## Stored rows
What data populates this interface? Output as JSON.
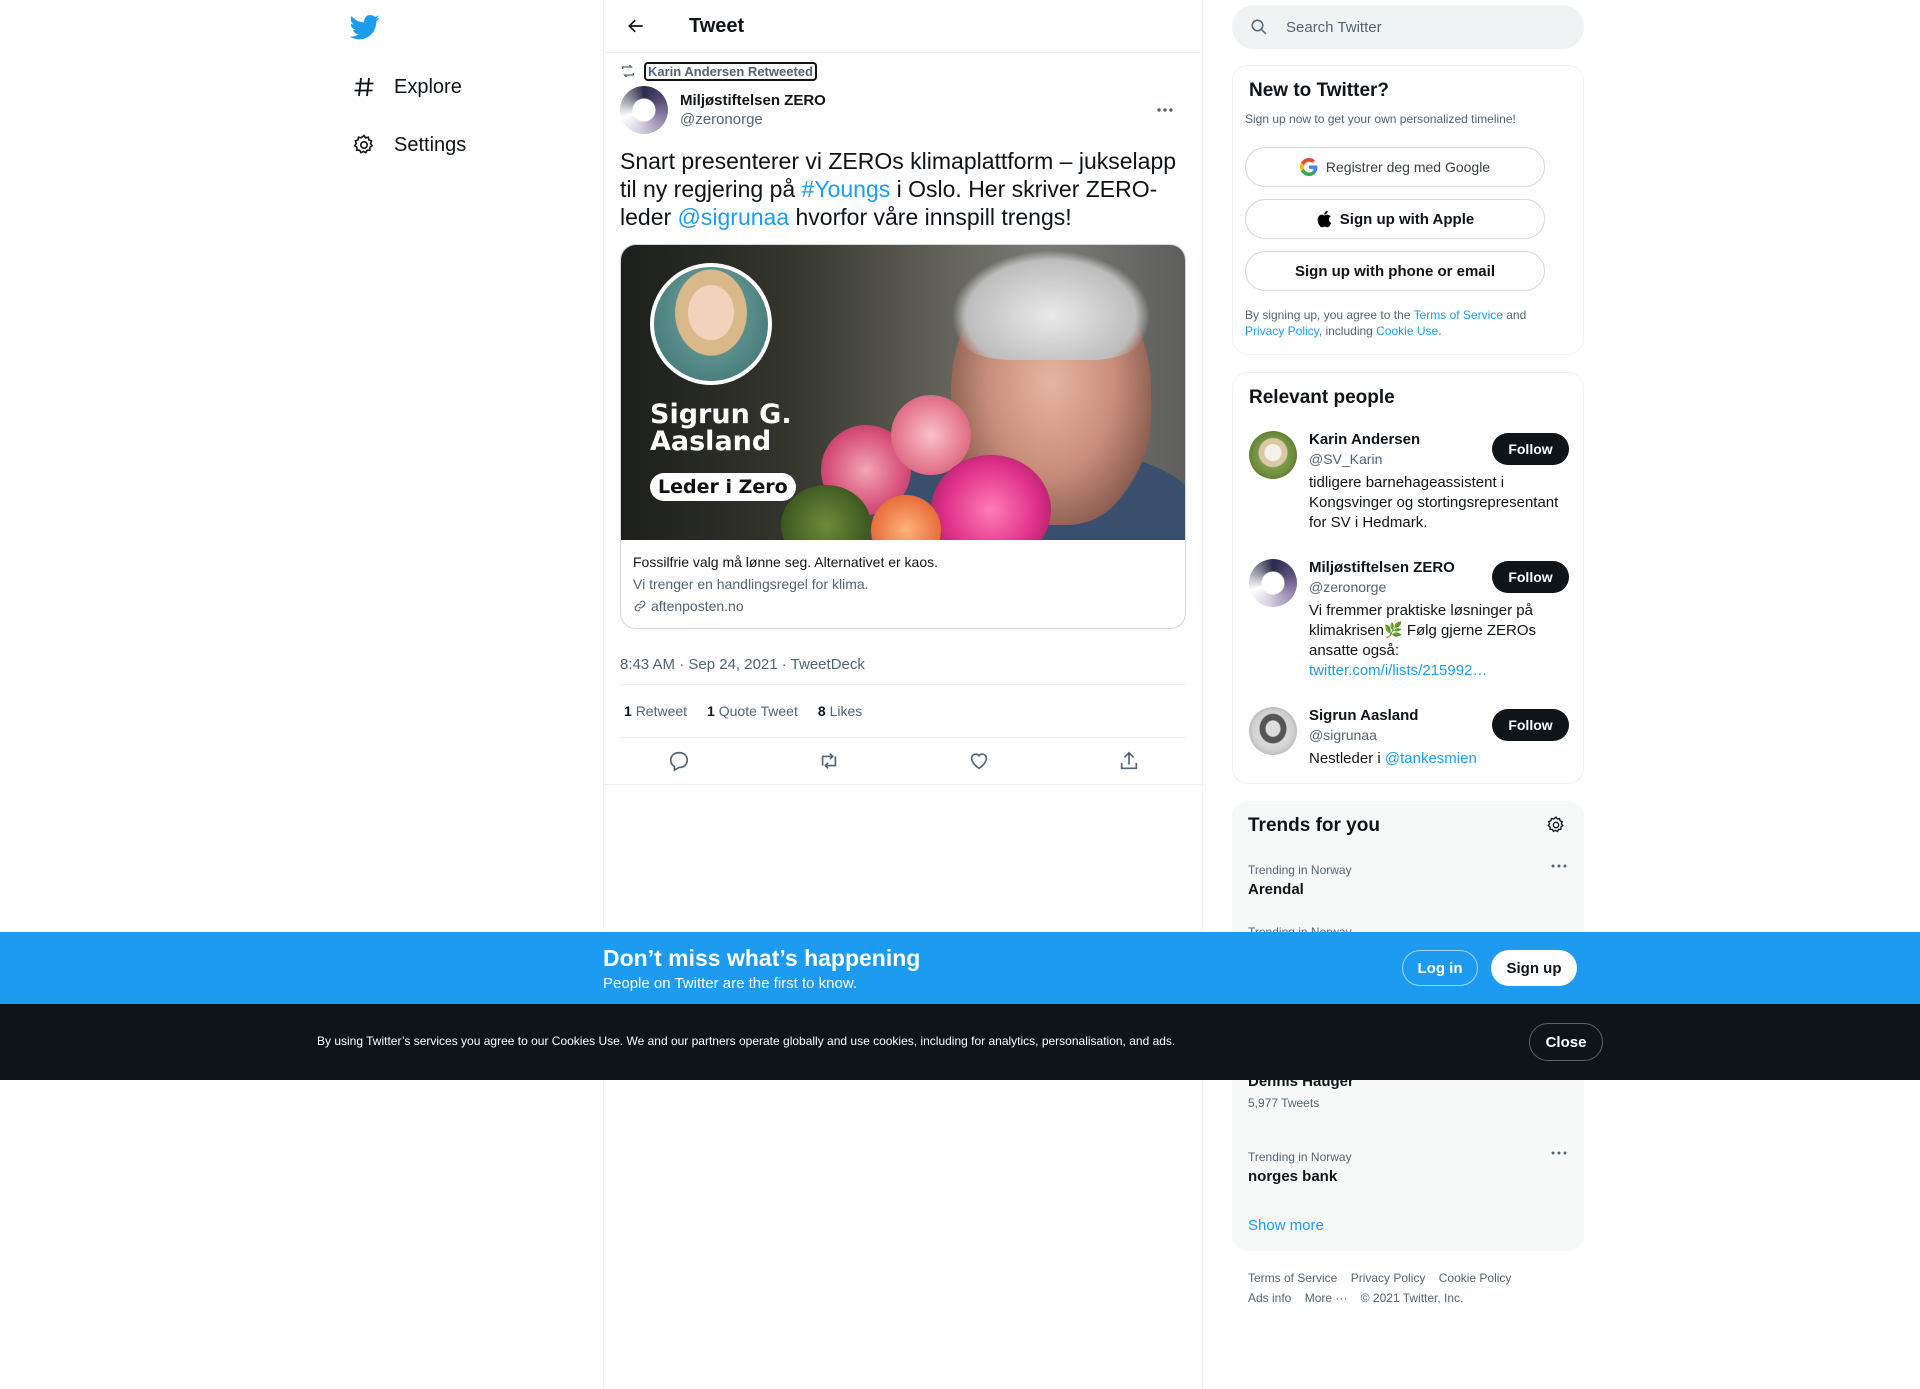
{
  "nav": {
    "items": [
      {
        "label": "Explore",
        "icon": "hashtag-icon"
      },
      {
        "label": "Settings",
        "icon": "gear-icon"
      }
    ]
  },
  "header": {
    "title": "Tweet"
  },
  "tweet": {
    "retweeted_by": "Karin Andersen Retweeted",
    "author_name": "Miljøstiftelsen ZERO",
    "author_handle": "@zeronorge",
    "text_parts": {
      "p1": "Snart presenterer vi ZEROs klimaplattform – jukselapp til ny regjering på ",
      "hashtag": "#Youngs",
      "p2": " i Oslo. Her skriver ZERO-leder ",
      "mention": "@sigrunaa",
      "p3": " hvorfor våre innspill trengs!"
    },
    "card": {
      "image_name": "Sigrun G. Aasland",
      "image_badge": "Leder i Zero",
      "title": "Fossilfrie valg må lønne seg. Alternativet er kaos.",
      "description": "Vi trenger en handlingsregel for klima.",
      "domain": "aftenposten.no"
    },
    "timestamp": "8:43 AM · Sep 24, 2021 · TweetDeck",
    "stats": {
      "retweets_count": "1",
      "retweets_label": "Retweet",
      "quotes_count": "1",
      "quotes_label": "Quote Tweet",
      "likes_count": "8",
      "likes_label": "Likes"
    }
  },
  "search": {
    "placeholder": "Search Twitter"
  },
  "new_to_twitter": {
    "title": "New to Twitter?",
    "subtitle": "Sign up now to get your own personalized timeline!",
    "google_label": "Registrer deg med Google",
    "apple_label": "Sign up with Apple",
    "phone_label": "Sign up with phone or email",
    "terms_p1": "By signing up, you agree to the ",
    "terms_link": "Terms of Service",
    "terms_p2": " and ",
    "privacy_link": "Privacy Policy",
    "terms_p3": ", including ",
    "cookie_link": "Cookie Use",
    "terms_p4": "."
  },
  "relevant_people": {
    "title": "Relevant people",
    "follow_label": "Follow",
    "people": [
      {
        "name": "Karin Andersen",
        "handle": "@SV_Karin",
        "bio": "tidligere barnehageassistent i Kongsvinger og stortingsrepresentant for SV i Hedmark."
      },
      {
        "name": "Miljøstiftelsen ZERO",
        "handle": "@zeronorge",
        "bio": "Vi fremmer praktiske løsninger på klimakrisen🌿 Følg gjerne ZEROs ansatte også:",
        "link": "twitter.com/i/lists/215992…"
      },
      {
        "name": "Sigrun Aasland",
        "handle": "@sigrunaa",
        "bio": "Nestleder i ",
        "link": "@tankesmien"
      }
    ]
  },
  "trends": {
    "title": "Trends for you",
    "items": [
      {
        "category": "Trending in Norway",
        "title": "Arendal"
      },
      {
        "category": "Trending in Norway",
        "title": ""
      },
      {
        "category": "",
        "title": "Dennis Hauger",
        "count": "5,977 Tweets"
      },
      {
        "category": "Trending in Norway",
        "title": "norges bank"
      }
    ],
    "show_more": "Show more"
  },
  "footer": {
    "links": [
      "Terms of Service",
      "Privacy Policy",
      "Cookie Policy",
      "Ads info",
      "More ···",
      "© 2021 Twitter, Inc."
    ]
  },
  "banner": {
    "heading": "Don’t miss what’s happening",
    "sub": "People on Twitter are the first to know.",
    "login_label": "Log in",
    "signup_label": "Sign up"
  },
  "cookie_bar": {
    "text": "By using Twitter’s services you agree to our Cookies Use. We and our partners operate globally and use cookies, including for analytics, personalisation, and ads.",
    "close_label": "Close"
  },
  "colors": {
    "accent": "#1d9bf0",
    "text": "#0f1419",
    "muted": "#536471",
    "dark": "#0f1419"
  }
}
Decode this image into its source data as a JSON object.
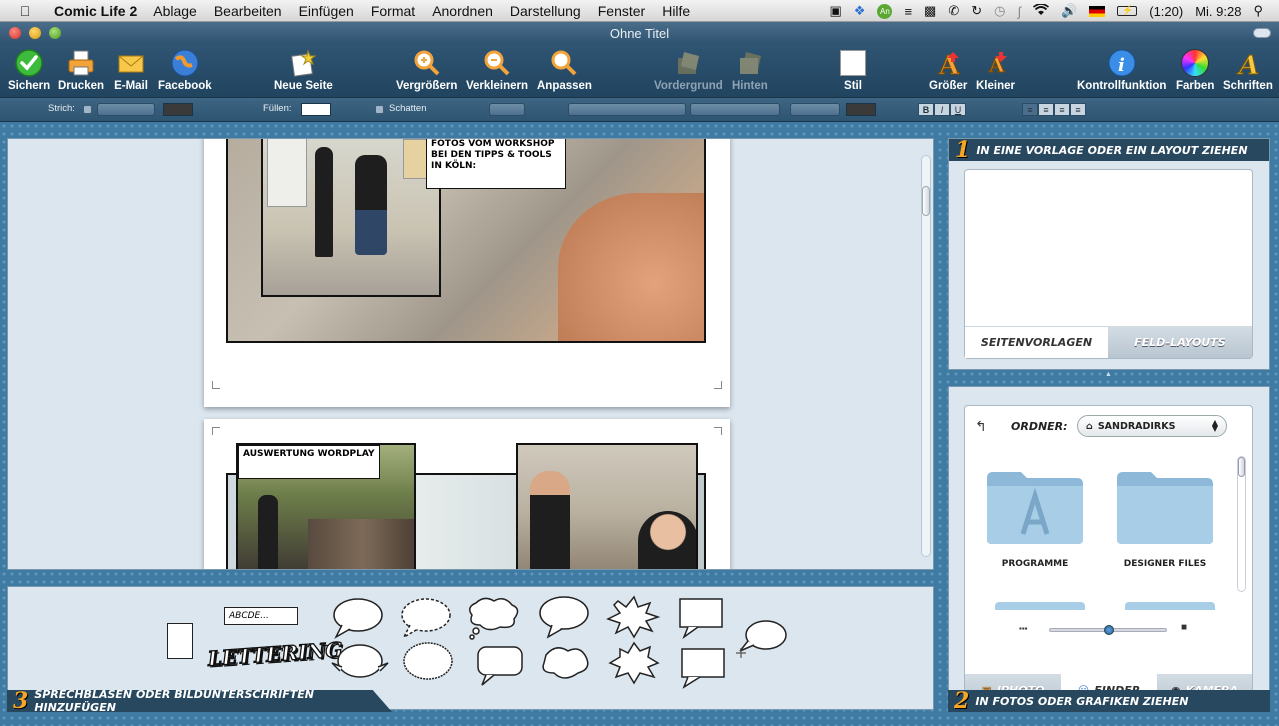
{
  "menubar": {
    "app_name": "Comic Life 2",
    "menus": [
      "Ablage",
      "Bearbeiten",
      "Einfügen",
      "Format",
      "Anordnen",
      "Darstellung",
      "Fenster",
      "Hilfe"
    ],
    "battery": "(1:20)",
    "clock": "Mi. 9:28"
  },
  "window": {
    "title": "Ohne Titel"
  },
  "toolbar": {
    "save": "Sichern",
    "print": "Drucken",
    "email": "E-Mail",
    "facebook": "Facebook",
    "new_page": "Neue Seite",
    "zoom_in": "Vergrößern",
    "zoom_out": "Verkleinern",
    "fit": "Anpassen",
    "foreground": "Vordergrund",
    "background": "Hinten",
    "style": "Stil",
    "bigger": "Größer",
    "smaller": "Kleiner",
    "inspector": "Kontrollfunktion",
    "colors": "Farben",
    "fonts": "Schriften"
  },
  "formatbar": {
    "stroke_label": "Strich:",
    "fill_label": "Füllen:",
    "shadow_label": "Schatten",
    "bold": "B",
    "italic": "I",
    "underline": "U"
  },
  "canvas": {
    "caption1": "Fotos vom Workshop bei den Tipps & Tools in Köln:",
    "caption2": "Auswertung Wordplay"
  },
  "bubbles": {
    "lettering_sample": "ABCDE...",
    "lettering_logo": "LETTERING",
    "hint": "Sprechblasen oder Bildunterschriften hinzufügen",
    "step": "3"
  },
  "templates_panel": {
    "step": "1",
    "header": "In eine Vorlage oder ein Layout ziehen",
    "tab_templates": "Seitenvorlagen",
    "tab_layouts": "Feld-Layouts"
  },
  "photos_panel": {
    "step": "2",
    "folder_label": "Ordner:",
    "folder_value": "sandradirks",
    "items": [
      "Programme",
      "Designer Files"
    ],
    "tab_iphoto": "iPhoto",
    "tab_finder": "Finder",
    "tab_camera": "Kamera",
    "hint": "In Fotos oder Grafiken ziehen"
  },
  "colors": {
    "accent_orange": "#f6a623",
    "panel_blue": "#28485f"
  }
}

## What is asked
Retype all entries exactly as they appear, dropping the images.

## Written response
What data populates this interface? Output as JSON.
{
  "nav": {
    "items": [
      {
        "label": "Explore",
        "icon": "hashtag-icon"
      },
      {
        "label": "Settings",
        "icon": "gear-icon"
      }
    ]
  },
  "header": {
    "title": "Tweet"
  },
  "tweet": {
    "retweeted_by": "Karin Andersen Retweeted",
    "author_name": "Miljøstiftelsen ZERO",
    "author_handle": "@zeronorge",
    "text_parts": {
      "p1": "Snart presenterer vi ZEROs klimaplattform – jukselapp til ny regjering på ",
      "hashtag": "#Youngs",
      "p2": " i Oslo. Her skriver ZERO-leder ",
      "mention": "@sigrunaa",
      "p3": " hvorfor våre innspill trengs!"
    },
    "card": {
      "image_name": "Sigrun G. Aasland",
      "image_badge": "Leder i Zero",
      "title": "Fossilfrie valg må lønne seg. Alternativet er kaos.",
      "description": "Vi trenger en handlingsregel for klima.",
      "domain": "aftenposten.no"
    },
    "timestamp": "8:43 AM · Sep 24, 2021 · TweetDeck",
    "stats": {
      "retweets_count": "1",
      "retweets_label": "Retweet",
      "quotes_count": "1",
      "quotes_label": "Quote Tweet",
      "likes_count": "8",
      "likes_label": "Likes"
    }
  },
  "search": {
    "placeholder": "Search Twitter"
  },
  "new_to_twitter": {
    "title": "New to Twitter?",
    "subtitle": "Sign up now to get your own personalized timeline!",
    "google_label": "Registrer deg med Google",
    "apple_label": "Sign up with Apple",
    "phone_label": "Sign up with phone or email",
    "terms_p1": "By signing up, you agree to the ",
    "terms_link": "Terms of Service",
    "terms_p2": " and ",
    "privacy_link": "Privacy Policy",
    "terms_p3": ", including ",
    "cookie_link": "Cookie Use",
    "terms_p4": "."
  },
  "relevant_people": {
    "title": "Relevant people",
    "follow_label": "Follow",
    "people": [
      {
        "name": "Karin Andersen",
        "handle": "@SV_Karin",
        "bio": "tidligere barnehageassistent i Kongsvinger og stortingsrepresentant for SV i Hedmark."
      },
      {
        "name": "Miljøstiftelsen ZERO",
        "handle": "@zeronorge",
        "bio": "Vi fremmer praktiske løsninger på klimakrisen🌿 Følg gjerne ZEROs ansatte også:",
        "link": "twitter.com/i/lists/215992…"
      },
      {
        "name": "Sigrun Aasland",
        "handle": "@sigrunaa",
        "bio": "Nestleder i ",
        "link": "@tankesmien"
      }
    ]
  },
  "trends": {
    "title": "Trends for you",
    "items": [
      {
        "category": "Trending in Norway",
        "title": "Arendal"
      },
      {
        "category": "Trending in Norway",
        "title": ""
      },
      {
        "category": "",
        "title": "Dennis Hauger",
        "count": "5,977 Tweets"
      },
      {
        "category": "Trending in Norway",
        "title": "norges bank"
      }
    ],
    "show_more": "Show more"
  },
  "footer": {
    "links": [
      "Terms of Service",
      "Privacy Policy",
      "Cookie Policy",
      "Ads info",
      "More ···",
      "© 2021 Twitter, Inc."
    ]
  },
  "banner": {
    "heading": "Don’t miss what’s happening",
    "sub": "People on Twitter are the first to know.",
    "login_label": "Log in",
    "signup_label": "Sign up"
  },
  "cookie_bar": {
    "text": "By using Twitter’s services you agree to our Cookies Use. We and our partners operate globally and use cookies, including for analytics, personalisation, and ads.",
    "close_label": "Close"
  },
  "colors": {
    "accent": "#1d9bf0",
    "text": "#0f1419",
    "muted": "#536471",
    "dark": "#0f1419"
  }
}
Decode this image into its source data as a JSON object.
{
  "menubar": {
    "app_name": "Comic Life 2",
    "menus": [
      "Ablage",
      "Bearbeiten",
      "Einfügen",
      "Format",
      "Anordnen",
      "Darstellung",
      "Fenster",
      "Hilfe"
    ],
    "battery": "(1:20)",
    "clock": "Mi. 9:28"
  },
  "window": {
    "title": "Ohne Titel"
  },
  "toolbar": {
    "save": "Sichern",
    "print": "Drucken",
    "email": "E-Mail",
    "facebook": "Facebook",
    "new_page": "Neue Seite",
    "zoom_in": "Vergrößern",
    "zoom_out": "Verkleinern",
    "fit": "Anpassen",
    "foreground": "Vordergrund",
    "background": "Hinten",
    "style": "Stil",
    "bigger": "Größer",
    "smaller": "Kleiner",
    "inspector": "Kontrollfunktion",
    "colors": "Farben",
    "fonts": "Schriften"
  },
  "formatbar": {
    "stroke_label": "Strich:",
    "fill_label": "Füllen:",
    "shadow_label": "Schatten",
    "bold": "B",
    "italic": "I",
    "underline": "U"
  },
  "canvas": {
    "caption1": "Fotos vom Workshop bei den Tipps & Tools in Köln:",
    "caption2": "Auswertung Wordplay"
  },
  "bubbles": {
    "lettering_sample": "ABCDE...",
    "lettering_logo": "LETTERING",
    "hint": "Sprechblasen oder Bildunterschriften hinzufügen",
    "step": "3"
  },
  "templates_panel": {
    "step": "1",
    "header": "In eine Vorlage oder ein Layout ziehen",
    "tab_templates": "Seitenvorlagen",
    "tab_layouts": "Feld-Layouts"
  },
  "photos_panel": {
    "step": "2",
    "folder_label": "Ordner:",
    "folder_value": "sandradirks",
    "items": [
      "Programme",
      "Designer Files"
    ],
    "tab_iphoto": "iPhoto",
    "tab_finder": "Finder",
    "tab_camera": "Kamera",
    "hint": "In Fotos oder Grafiken ziehen"
  },
  "colors": {
    "accent_orange": "#f6a623",
    "panel_blue": "#28485f"
  }
}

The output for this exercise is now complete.